- What needs to be done
Copy the lines from the line that contains "Itemize the components" to the line that contains "header-divider (22, 238, 454, 240)", both included, without any changes.

═══ Provided entries

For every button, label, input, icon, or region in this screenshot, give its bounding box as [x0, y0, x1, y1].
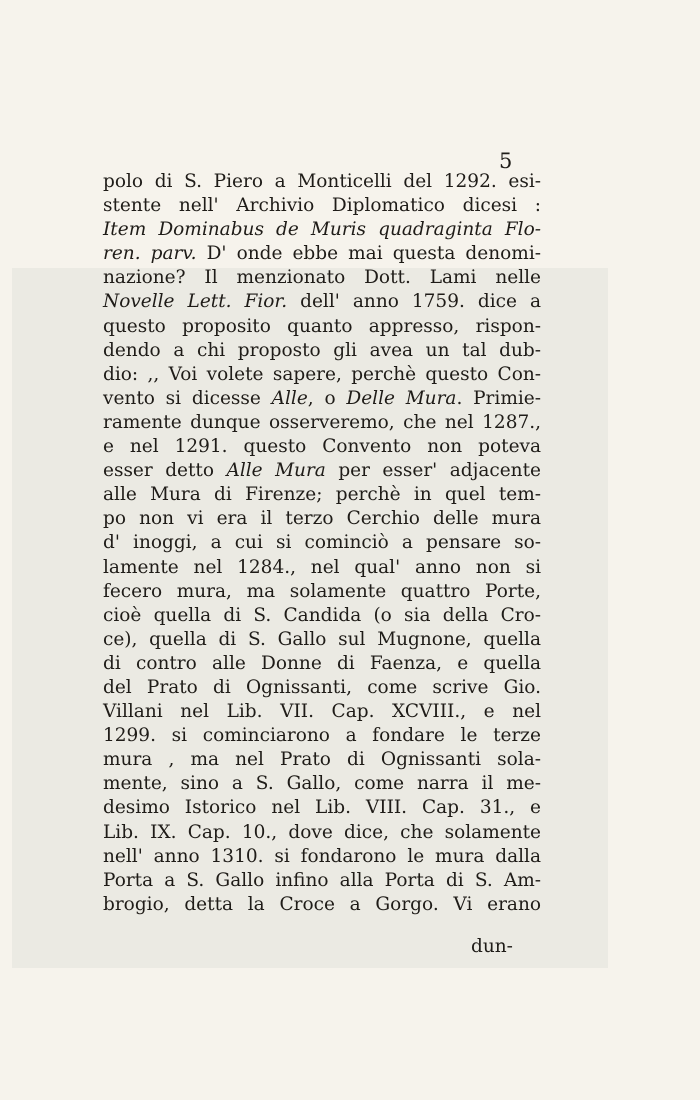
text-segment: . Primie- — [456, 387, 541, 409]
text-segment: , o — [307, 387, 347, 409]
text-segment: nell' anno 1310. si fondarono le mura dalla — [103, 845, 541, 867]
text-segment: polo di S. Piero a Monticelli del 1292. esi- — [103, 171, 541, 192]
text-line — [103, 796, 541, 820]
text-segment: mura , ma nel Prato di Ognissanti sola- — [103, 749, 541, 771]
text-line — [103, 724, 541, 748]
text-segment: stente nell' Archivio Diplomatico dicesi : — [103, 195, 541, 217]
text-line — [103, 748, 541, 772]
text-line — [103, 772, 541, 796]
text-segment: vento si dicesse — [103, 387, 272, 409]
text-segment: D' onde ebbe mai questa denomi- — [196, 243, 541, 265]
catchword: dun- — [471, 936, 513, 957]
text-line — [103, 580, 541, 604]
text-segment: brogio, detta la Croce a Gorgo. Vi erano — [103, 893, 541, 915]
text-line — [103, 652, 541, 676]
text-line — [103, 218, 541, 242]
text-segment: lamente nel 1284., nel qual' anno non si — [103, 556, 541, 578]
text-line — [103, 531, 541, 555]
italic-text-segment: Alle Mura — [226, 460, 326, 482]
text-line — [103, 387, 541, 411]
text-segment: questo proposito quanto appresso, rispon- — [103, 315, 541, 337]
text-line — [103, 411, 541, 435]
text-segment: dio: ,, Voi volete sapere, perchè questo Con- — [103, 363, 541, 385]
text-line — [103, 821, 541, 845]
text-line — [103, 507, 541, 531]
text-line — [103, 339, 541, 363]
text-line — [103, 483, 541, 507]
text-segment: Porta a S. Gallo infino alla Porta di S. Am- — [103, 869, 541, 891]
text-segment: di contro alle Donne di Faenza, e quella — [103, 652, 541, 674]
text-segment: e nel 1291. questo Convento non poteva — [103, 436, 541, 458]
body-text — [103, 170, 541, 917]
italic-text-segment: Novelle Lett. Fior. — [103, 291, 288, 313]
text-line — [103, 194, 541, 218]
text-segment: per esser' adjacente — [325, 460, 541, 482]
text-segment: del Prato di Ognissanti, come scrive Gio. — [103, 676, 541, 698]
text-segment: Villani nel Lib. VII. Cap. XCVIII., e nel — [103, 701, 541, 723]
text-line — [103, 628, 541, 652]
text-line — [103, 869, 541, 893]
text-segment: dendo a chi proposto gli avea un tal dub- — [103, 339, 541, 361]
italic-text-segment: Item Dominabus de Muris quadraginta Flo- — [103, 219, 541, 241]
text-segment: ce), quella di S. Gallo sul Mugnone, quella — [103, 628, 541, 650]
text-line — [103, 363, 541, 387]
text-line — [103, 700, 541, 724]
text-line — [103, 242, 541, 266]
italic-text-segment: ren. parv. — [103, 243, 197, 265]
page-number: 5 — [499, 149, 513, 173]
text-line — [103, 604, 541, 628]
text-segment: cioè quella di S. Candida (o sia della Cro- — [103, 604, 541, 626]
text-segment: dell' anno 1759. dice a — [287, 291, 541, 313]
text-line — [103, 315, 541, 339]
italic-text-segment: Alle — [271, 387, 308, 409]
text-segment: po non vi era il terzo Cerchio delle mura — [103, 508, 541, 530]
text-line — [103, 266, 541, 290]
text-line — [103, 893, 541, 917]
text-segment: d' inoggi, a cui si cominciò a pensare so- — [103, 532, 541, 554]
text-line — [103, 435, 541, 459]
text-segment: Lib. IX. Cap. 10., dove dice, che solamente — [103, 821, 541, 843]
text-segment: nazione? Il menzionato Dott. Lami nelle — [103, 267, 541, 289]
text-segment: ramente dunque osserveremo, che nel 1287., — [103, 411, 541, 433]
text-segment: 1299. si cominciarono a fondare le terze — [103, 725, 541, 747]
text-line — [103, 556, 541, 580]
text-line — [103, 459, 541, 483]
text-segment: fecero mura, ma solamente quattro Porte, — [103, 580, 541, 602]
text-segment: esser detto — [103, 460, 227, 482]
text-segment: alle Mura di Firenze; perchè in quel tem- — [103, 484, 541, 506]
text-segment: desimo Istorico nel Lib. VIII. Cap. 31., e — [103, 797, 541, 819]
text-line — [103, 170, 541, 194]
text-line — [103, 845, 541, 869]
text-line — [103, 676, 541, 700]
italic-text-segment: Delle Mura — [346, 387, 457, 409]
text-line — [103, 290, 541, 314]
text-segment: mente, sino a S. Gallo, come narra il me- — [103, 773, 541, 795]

══════
═══ Provided entries

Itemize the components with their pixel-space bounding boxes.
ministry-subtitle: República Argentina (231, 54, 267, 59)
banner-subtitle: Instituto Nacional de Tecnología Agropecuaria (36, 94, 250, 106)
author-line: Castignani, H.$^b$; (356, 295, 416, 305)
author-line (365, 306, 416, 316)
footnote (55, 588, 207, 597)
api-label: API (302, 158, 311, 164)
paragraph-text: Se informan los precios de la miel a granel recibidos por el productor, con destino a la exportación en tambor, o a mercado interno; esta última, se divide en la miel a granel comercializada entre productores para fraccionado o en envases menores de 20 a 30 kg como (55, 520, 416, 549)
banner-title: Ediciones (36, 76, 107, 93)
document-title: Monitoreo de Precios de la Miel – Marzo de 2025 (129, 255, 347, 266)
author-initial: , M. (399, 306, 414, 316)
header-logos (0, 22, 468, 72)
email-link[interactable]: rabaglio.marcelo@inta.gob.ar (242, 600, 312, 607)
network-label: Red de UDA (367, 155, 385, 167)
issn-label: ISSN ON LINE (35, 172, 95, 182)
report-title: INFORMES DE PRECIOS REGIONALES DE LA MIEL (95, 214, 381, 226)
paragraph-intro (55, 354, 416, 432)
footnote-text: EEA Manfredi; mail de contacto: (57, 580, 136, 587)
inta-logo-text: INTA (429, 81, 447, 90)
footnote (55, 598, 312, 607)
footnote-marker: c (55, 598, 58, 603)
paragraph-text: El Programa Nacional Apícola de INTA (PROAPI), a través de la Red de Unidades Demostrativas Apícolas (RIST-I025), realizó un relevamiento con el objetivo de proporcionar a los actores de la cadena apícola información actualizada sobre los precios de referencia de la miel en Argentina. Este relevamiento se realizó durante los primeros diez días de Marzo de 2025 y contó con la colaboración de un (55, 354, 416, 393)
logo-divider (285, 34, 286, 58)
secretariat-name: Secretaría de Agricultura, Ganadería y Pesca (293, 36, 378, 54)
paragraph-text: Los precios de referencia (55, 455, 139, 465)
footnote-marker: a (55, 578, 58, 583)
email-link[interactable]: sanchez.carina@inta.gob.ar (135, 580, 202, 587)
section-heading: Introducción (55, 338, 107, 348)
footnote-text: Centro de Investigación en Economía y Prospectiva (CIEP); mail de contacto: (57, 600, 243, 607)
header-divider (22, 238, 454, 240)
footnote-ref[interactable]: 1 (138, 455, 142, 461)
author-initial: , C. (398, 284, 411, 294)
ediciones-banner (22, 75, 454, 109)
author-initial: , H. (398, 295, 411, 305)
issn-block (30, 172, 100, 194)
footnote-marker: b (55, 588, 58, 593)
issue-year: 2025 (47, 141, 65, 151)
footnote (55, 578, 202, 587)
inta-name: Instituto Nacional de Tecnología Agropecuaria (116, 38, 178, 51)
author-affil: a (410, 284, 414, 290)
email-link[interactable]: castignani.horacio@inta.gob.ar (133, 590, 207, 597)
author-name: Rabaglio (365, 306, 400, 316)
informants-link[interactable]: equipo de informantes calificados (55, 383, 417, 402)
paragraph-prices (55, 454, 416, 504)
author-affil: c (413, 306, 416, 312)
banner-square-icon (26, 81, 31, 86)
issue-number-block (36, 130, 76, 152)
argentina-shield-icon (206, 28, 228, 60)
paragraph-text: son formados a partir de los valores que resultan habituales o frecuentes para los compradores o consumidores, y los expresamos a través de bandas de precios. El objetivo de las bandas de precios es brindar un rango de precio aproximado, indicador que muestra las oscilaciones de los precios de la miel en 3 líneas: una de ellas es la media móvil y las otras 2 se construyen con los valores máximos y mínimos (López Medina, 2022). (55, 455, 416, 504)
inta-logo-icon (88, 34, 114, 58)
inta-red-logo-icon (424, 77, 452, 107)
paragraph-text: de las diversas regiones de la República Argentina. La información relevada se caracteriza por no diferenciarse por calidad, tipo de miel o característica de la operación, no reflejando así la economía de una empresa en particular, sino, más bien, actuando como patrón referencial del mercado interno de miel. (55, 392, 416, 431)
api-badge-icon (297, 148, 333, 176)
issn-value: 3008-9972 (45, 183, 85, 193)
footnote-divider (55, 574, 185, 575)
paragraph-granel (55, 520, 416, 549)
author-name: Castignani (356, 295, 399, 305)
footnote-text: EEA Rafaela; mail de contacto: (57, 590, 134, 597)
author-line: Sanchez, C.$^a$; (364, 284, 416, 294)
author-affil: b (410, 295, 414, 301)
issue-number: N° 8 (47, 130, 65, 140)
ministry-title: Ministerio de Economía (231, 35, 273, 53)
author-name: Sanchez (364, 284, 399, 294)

══════

- Full answer
Itemize the components with their pixel-space bounding boxes.
ministry-subtitle: República Argentina (231, 54, 267, 59)
banner-subtitle: Instituto Nacional de Tecnología Agropecuaria (36, 94, 250, 106)
author-line: Castignani, H.$^b$; (356, 295, 416, 305)
author-line (365, 306, 416, 316)
footnote (55, 588, 207, 597)
api-label: API (302, 158, 311, 164)
paragraph-text: Se informan los precios de la miel a granel recibidos por el productor, con destino a la exportación en tambor, o a mercado interno; esta última, se divide en la miel a granel comercializada entre productores para fraccionado o en envases menores de 20 a 30 kg como (55, 520, 416, 549)
banner-title: Ediciones (36, 76, 107, 93)
document-title: Monitoreo de Precios de la Miel – Marzo de 2025 (129, 255, 347, 266)
author-initial: , M. (399, 306, 414, 316)
header-logos (0, 22, 468, 72)
email-link[interactable]: rabaglio.marcelo@inta.gob.ar (242, 600, 312, 607)
network-label: Red de UDA (367, 155, 385, 167)
issn-label: ISSN ON LINE (35, 172, 95, 182)
report-title: INFORMES DE PRECIOS REGIONALES DE LA MIEL (95, 214, 381, 226)
paragraph-intro (55, 354, 416, 432)
footnote-text: EEA Manfredi; mail de contacto: (57, 580, 136, 587)
inta-logo-text: INTA (429, 81, 447, 90)
footnote (55, 598, 312, 607)
footnote-marker: c (55, 598, 58, 603)
paragraph-text: El Programa Nacional Apícola de INTA (PROAPI), a través de la Red de Unidades Demostrativas Apícolas (RIST-I025), realizó un relevamiento con el objetivo de proporcionar a los actores de la cadena apícola información actualizada sobre los precios de referencia de la miel en Argentina. Este relevamiento se realizó durante los primeros diez días de Marzo de 2025 y contó con la colaboración de un (55, 354, 416, 393)
logo-divider (285, 34, 286, 58)
secretariat-name: Secretaría de Agricultura, Ganadería y Pesca (293, 36, 378, 54)
paragraph-text: Los precios de referencia (55, 455, 139, 465)
footnote-marker: a (55, 578, 58, 583)
email-link[interactable]: sanchez.carina@inta.gob.ar (135, 580, 202, 587)
section-heading: Introducción (55, 338, 107, 348)
footnote-text: Centro de Investigación en Economía y Prospectiva (CIEP); mail de contacto: (57, 600, 243, 607)
header-divider (22, 238, 454, 240)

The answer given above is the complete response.